Set down, in full, every record in the block.
- - - -
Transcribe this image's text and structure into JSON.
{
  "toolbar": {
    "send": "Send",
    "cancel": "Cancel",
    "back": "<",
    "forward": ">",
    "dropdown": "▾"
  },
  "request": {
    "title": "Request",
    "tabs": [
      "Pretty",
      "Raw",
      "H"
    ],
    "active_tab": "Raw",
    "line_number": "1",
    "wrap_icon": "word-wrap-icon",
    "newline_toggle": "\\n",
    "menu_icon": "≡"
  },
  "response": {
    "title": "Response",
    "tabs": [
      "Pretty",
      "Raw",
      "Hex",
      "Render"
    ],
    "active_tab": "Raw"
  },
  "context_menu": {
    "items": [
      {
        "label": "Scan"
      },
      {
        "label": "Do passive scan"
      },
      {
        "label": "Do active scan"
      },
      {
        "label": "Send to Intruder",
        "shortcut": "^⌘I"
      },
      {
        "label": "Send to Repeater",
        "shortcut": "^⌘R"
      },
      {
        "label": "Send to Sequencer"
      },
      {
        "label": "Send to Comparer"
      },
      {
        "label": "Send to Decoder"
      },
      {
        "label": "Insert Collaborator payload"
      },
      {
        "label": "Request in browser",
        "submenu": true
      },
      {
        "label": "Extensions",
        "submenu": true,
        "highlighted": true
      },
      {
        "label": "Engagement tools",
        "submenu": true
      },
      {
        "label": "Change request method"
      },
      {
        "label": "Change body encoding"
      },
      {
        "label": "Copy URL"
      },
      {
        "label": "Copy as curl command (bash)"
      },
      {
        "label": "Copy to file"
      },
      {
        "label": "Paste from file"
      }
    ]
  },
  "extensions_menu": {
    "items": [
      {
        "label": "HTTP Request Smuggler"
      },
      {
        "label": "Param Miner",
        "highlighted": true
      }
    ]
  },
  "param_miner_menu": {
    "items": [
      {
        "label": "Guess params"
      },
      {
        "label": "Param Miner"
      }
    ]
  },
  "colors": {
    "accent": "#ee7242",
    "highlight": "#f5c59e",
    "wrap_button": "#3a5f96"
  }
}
- - - -
### RESPONSE BELOW
Transcribe this image's text and structure into JSON.
{
  "toolbar": {
    "send": "Send",
    "cancel": "Cancel",
    "back": "<",
    "forward": ">",
    "dropdown": "▾"
  },
  "request": {
    "title": "Request",
    "tabs": [
      "Pretty",
      "Raw",
      "H"
    ],
    "active_tab": "Raw",
    "line_number": "1",
    "wrap_icon": "word-wrap-icon",
    "newline_toggle": "\\n",
    "menu_icon": "≡"
  },
  "response": {
    "title": "Response",
    "tabs": [
      "Pretty",
      "Raw",
      "Hex",
      "Render"
    ],
    "active_tab": "Raw"
  },
  "context_menu": {
    "items": [
      {
        "label": "Scan"
      },
      {
        "label": "Do passive scan"
      },
      {
        "label": "Do active scan"
      },
      {
        "label": "Send to Intruder",
        "shortcut": "^⌘I"
      },
      {
        "label": "Send to Repeater",
        "shortcut": "^⌘R"
      },
      {
        "label": "Send to Sequencer"
      },
      {
        "label": "Send to Comparer"
      },
      {
        "label": "Send to Decoder"
      },
      {
        "label": "Insert Collaborator payload"
      },
      {
        "label": "Request in browser",
        "submenu": true
      },
      {
        "label": "Extensions",
        "submenu": true,
        "highlighted": true
      },
      {
        "label": "Engagement tools",
        "submenu": true
      },
      {
        "label": "Change request method"
      },
      {
        "label": "Change body encoding"
      },
      {
        "label": "Copy URL"
      },
      {
        "label": "Copy as curl command (bash)"
      },
      {
        "label": "Copy to file"
      },
      {
        "label": "Paste from file"
      }
    ]
  },
  "extensions_menu": {
    "items": [
      {
        "label": "HTTP Request Smuggler"
      },
      {
        "label": "Param Miner",
        "highlighted": true
      }
    ]
  },
  "param_miner_menu": {
    "items": [
      {
        "label": "Guess params"
      },
      {
        "label": "Param Miner"
      }
    ]
  },
  "colors": {
    "accent": "#ee7242",
    "highlight": "#f5c59e",
    "wrap_button": "#3a5f96"
  }
}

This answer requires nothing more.